'''
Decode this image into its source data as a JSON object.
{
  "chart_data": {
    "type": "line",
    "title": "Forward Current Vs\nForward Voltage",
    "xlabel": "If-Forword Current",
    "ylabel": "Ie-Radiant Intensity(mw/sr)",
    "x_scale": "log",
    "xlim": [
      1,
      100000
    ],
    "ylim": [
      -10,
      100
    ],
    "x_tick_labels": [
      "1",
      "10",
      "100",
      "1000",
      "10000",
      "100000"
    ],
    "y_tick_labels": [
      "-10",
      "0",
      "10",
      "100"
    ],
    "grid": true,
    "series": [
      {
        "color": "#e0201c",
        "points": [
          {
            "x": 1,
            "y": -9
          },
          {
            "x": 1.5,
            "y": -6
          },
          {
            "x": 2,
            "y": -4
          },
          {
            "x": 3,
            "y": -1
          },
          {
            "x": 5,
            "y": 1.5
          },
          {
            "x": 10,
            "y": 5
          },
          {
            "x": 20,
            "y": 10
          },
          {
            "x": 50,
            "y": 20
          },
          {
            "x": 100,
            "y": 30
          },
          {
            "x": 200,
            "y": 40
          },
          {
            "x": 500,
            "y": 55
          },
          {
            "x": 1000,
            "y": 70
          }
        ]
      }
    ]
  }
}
'''
Pull out every line above that holds the word "Current".

    "title": "Forward Current Vs\nForward Voltage",
    "xlabel": "If-Forword Current",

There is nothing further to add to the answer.